Dataset listings of figures:
────────────────────

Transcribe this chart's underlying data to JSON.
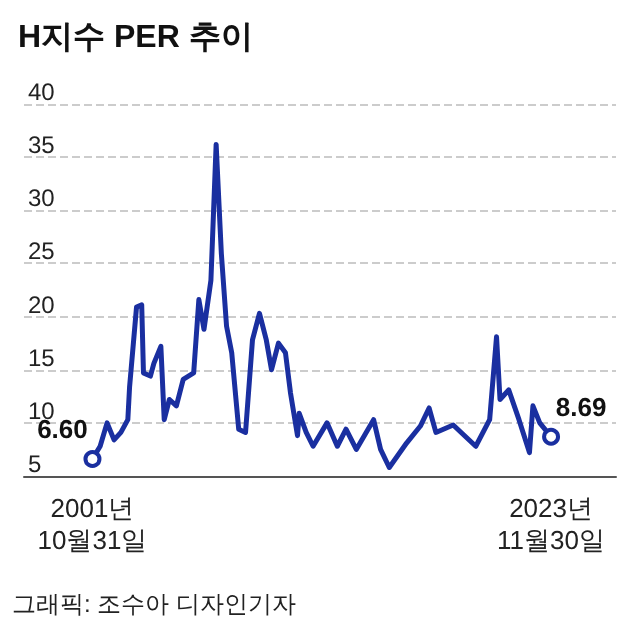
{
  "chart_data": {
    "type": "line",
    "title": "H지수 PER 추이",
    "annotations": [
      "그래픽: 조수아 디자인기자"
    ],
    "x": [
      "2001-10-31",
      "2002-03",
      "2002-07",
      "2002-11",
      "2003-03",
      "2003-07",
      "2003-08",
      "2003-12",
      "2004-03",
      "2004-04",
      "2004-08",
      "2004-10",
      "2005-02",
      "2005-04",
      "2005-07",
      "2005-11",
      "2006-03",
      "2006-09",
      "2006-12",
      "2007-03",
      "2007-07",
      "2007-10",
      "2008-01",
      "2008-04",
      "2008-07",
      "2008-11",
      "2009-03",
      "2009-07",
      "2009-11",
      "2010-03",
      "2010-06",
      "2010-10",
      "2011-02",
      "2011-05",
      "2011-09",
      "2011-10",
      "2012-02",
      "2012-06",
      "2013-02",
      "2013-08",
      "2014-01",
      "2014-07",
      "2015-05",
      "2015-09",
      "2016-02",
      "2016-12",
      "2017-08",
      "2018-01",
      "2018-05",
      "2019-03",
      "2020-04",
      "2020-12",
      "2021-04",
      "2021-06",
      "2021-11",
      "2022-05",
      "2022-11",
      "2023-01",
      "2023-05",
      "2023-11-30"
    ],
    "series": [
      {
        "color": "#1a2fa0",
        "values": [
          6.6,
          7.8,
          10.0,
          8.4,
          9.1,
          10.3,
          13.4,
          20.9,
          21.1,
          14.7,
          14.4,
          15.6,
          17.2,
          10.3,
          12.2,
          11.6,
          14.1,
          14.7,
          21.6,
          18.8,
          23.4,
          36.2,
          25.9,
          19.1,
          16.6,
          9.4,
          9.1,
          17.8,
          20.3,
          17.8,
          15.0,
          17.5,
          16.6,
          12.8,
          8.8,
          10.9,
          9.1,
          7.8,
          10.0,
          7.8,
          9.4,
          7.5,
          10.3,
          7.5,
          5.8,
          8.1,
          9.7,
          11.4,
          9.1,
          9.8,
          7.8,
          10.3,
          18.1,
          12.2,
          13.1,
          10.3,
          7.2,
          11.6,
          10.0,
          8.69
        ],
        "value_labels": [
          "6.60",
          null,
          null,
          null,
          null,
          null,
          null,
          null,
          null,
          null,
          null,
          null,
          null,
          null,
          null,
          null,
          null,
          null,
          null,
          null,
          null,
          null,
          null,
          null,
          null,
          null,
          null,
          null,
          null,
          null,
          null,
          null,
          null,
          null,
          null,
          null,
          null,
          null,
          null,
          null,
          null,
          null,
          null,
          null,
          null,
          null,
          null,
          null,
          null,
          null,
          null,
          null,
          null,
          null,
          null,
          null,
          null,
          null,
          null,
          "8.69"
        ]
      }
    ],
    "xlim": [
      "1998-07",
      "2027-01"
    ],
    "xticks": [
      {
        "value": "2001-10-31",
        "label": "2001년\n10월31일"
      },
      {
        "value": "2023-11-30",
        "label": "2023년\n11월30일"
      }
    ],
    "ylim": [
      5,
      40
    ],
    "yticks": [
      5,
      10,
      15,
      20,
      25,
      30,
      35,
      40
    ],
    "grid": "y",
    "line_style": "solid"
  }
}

────────────────────

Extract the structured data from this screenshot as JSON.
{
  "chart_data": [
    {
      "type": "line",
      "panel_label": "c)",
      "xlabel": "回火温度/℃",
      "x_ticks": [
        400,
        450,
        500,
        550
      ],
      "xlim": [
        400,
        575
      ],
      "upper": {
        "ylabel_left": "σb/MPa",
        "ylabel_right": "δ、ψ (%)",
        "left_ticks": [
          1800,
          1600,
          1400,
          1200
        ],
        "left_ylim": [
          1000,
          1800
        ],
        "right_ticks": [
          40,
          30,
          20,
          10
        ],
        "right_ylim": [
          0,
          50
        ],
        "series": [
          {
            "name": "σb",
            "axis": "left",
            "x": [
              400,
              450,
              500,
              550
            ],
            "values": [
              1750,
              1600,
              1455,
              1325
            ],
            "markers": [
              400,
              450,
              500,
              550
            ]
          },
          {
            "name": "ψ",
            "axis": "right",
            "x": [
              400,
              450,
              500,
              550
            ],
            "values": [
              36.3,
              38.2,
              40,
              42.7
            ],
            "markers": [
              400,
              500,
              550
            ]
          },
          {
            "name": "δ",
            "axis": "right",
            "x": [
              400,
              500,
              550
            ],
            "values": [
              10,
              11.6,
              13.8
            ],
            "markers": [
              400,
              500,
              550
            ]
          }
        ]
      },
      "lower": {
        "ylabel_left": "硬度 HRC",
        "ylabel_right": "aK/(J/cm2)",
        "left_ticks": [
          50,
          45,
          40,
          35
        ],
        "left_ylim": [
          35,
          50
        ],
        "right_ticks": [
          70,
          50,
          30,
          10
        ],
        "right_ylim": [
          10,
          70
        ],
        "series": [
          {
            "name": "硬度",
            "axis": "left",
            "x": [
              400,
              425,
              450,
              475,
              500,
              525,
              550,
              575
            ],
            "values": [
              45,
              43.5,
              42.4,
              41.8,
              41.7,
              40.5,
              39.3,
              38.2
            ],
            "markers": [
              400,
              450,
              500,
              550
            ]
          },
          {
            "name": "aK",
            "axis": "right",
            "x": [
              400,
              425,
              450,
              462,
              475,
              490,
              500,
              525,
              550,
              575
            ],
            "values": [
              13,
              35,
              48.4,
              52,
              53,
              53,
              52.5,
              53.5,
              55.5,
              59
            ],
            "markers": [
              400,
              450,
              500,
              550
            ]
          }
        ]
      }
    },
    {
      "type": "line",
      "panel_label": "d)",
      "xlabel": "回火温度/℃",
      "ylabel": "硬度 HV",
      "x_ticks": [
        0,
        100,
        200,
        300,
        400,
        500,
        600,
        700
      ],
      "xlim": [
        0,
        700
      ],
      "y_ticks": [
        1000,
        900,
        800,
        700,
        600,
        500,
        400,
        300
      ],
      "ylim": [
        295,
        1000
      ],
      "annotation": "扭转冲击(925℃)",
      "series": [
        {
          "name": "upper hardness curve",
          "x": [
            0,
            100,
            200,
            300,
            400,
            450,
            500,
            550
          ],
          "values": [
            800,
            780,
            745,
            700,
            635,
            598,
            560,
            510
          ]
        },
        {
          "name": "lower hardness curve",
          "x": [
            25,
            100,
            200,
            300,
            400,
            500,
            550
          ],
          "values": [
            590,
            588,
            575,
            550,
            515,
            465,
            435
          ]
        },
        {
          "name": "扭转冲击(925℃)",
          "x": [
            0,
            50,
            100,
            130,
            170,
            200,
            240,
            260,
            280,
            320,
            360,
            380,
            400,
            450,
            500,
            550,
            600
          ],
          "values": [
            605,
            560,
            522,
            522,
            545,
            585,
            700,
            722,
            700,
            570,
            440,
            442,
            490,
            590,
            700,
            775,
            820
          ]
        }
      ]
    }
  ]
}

────────────────────

# Exercise requirements
Determine how many lines in the records contain "JSON", and reply with the number only.

# Task answer
2